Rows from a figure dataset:
┏━━
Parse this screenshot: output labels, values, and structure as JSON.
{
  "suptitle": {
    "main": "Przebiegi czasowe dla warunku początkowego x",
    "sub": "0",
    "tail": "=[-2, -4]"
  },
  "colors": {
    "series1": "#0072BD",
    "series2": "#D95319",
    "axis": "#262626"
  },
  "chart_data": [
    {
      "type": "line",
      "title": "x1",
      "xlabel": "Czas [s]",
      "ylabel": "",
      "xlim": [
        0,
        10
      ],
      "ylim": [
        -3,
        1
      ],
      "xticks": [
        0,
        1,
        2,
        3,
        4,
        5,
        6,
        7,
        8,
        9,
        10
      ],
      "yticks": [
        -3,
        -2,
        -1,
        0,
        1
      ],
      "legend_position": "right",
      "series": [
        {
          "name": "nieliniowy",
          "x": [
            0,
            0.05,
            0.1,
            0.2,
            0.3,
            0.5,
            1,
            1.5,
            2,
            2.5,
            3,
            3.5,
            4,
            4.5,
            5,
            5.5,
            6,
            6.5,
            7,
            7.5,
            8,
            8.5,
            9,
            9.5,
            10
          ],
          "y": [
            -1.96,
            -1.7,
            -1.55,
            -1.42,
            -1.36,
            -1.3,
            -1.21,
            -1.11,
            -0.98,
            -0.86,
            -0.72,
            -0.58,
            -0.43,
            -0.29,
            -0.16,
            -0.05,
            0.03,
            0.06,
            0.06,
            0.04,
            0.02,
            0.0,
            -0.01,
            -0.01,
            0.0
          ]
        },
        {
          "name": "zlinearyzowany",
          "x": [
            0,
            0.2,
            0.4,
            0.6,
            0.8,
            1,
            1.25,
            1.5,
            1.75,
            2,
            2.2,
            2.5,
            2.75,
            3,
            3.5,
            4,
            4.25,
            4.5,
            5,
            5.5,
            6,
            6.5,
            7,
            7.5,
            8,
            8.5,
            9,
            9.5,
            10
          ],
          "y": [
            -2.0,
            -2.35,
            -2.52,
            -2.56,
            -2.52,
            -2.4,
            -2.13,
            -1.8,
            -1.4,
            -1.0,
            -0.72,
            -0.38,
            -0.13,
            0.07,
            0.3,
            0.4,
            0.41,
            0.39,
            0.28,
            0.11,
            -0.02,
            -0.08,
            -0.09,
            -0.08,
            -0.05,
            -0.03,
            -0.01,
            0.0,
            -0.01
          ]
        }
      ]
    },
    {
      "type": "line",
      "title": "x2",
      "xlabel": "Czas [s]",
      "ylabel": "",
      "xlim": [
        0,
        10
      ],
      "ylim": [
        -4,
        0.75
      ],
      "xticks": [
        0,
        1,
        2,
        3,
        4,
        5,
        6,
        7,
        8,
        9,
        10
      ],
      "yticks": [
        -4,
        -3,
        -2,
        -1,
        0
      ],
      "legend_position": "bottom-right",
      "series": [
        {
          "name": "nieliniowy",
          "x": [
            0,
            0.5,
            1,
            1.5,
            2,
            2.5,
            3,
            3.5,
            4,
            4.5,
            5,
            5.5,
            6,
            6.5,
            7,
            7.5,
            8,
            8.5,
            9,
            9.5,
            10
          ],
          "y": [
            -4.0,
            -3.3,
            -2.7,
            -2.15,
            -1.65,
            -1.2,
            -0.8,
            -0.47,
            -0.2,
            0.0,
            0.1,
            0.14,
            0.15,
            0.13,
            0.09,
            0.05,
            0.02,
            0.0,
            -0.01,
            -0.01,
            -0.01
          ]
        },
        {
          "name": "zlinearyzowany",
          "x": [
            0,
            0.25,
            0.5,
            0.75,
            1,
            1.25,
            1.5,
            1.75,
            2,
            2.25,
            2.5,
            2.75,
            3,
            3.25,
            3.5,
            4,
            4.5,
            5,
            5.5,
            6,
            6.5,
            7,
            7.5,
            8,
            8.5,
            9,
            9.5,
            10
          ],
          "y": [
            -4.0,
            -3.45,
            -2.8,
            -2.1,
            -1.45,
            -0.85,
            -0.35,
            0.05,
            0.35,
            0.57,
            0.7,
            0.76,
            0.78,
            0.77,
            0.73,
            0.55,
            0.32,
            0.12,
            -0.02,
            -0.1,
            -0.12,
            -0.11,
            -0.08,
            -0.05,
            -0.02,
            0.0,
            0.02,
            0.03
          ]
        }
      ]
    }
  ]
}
┗━━
Extract all of the data above without altering anything.

Parse this screenshot: output labels, values, and structure as JSON.
{
  "suptitle": {
    "main": "Przebiegi czasowe dla warunku początkowego x",
    "sub": "0",
    "tail": "=[-2, -4]"
  },
  "colors": {
    "series1": "#0072BD",
    "series2": "#D95319",
    "axis": "#262626"
  },
  "chart_data": [
    {
      "type": "line",
      "title": "x1",
      "xlabel": "Czas [s]",
      "ylabel": "",
      "xlim": [
        0,
        10
      ],
      "ylim": [
        -3,
        1
      ],
      "xticks": [
        0,
        1,
        2,
        3,
        4,
        5,
        6,
        7,
        8,
        9,
        10
      ],
      "yticks": [
        -3,
        -2,
        -1,
        0,
        1
      ],
      "legend_position": "right",
      "series": [
        {
          "name": "nieliniowy",
          "x": [
            0,
            0.05,
            0.1,
            0.2,
            0.3,
            0.5,
            1,
            1.5,
            2,
            2.5,
            3,
            3.5,
            4,
            4.5,
            5,
            5.5,
            6,
            6.5,
            7,
            7.5,
            8,
            8.5,
            9,
            9.5,
            10
          ],
          "y": [
            -1.96,
            -1.7,
            -1.55,
            -1.42,
            -1.36,
            -1.3,
            -1.21,
            -1.11,
            -0.98,
            -0.86,
            -0.72,
            -0.58,
            -0.43,
            -0.29,
            -0.16,
            -0.05,
            0.03,
            0.06,
            0.06,
            0.04,
            0.02,
            0.0,
            -0.01,
            -0.01,
            0.0
          ]
        },
        {
          "name": "zlinearyzowany",
          "x": [
            0,
            0.2,
            0.4,
            0.6,
            0.8,
            1,
            1.25,
            1.5,
            1.75,
            2,
            2.2,
            2.5,
            2.75,
            3,
            3.5,
            4,
            4.25,
            4.5,
            5,
            5.5,
            6,
            6.5,
            7,
            7.5,
            8,
            8.5,
            9,
            9.5,
            10
          ],
          "y": [
            -2.0,
            -2.35,
            -2.52,
            -2.56,
            -2.52,
            -2.4,
            -2.13,
            -1.8,
            -1.4,
            -1.0,
            -0.72,
            -0.38,
            -0.13,
            0.07,
            0.3,
            0.4,
            0.41,
            0.39,
            0.28,
            0.11,
            -0.02,
            -0.08,
            -0.09,
            -0.08,
            -0.05,
            -0.03,
            -0.01,
            0.0,
            -0.01
          ]
        }
      ]
    },
    {
      "type": "line",
      "title": "x2",
      "xlabel": "Czas [s]",
      "ylabel": "",
      "xlim": [
        0,
        10
      ],
      "ylim": [
        -4,
        0.75
      ],
      "xticks": [
        0,
        1,
        2,
        3,
        4,
        5,
        6,
        7,
        8,
        9,
        10
      ],
      "yticks": [
        -4,
        -3,
        -2,
        -1,
        0
      ],
      "legend_position": "bottom-right",
      "series": [
        {
          "name": "nieliniowy",
          "x": [
            0,
            0.5,
            1,
            1.5,
            2,
            2.5,
            3,
            3.5,
            4,
            4.5,
            5,
            5.5,
            6,
            6.5,
            7,
            7.5,
            8,
            8.5,
            9,
            9.5,
            10
          ],
          "y": [
            -4.0,
            -3.3,
            -2.7,
            -2.15,
            -1.65,
            -1.2,
            -0.8,
            -0.47,
            -0.2,
            0.0,
            0.1,
            0.14,
            0.15,
            0.13,
            0.09,
            0.05,
            0.02,
            0.0,
            -0.01,
            -0.01,
            -0.01
          ]
        },
        {
          "name": "zlinearyzowany",
          "x": [
            0,
            0.25,
            0.5,
            0.75,
            1,
            1.25,
            1.5,
            1.75,
            2,
            2.25,
            2.5,
            2.75,
            3,
            3.25,
            3.5,
            4,
            4.5,
            5,
            5.5,
            6,
            6.5,
            7,
            7.5,
            8,
            8.5,
            9,
            9.5,
            10
          ],
          "y": [
            -4.0,
            -3.45,
            -2.8,
            -2.1,
            -1.45,
            -0.85,
            -0.35,
            0.05,
            0.35,
            0.57,
            0.7,
            0.76,
            0.78,
            0.77,
            0.73,
            0.55,
            0.32,
            0.12,
            -0.02,
            -0.1,
            -0.12,
            -0.11,
            -0.08,
            -0.05,
            -0.02,
            0.0,
            0.02,
            0.03
          ]
        }
      ]
    }
  ]
}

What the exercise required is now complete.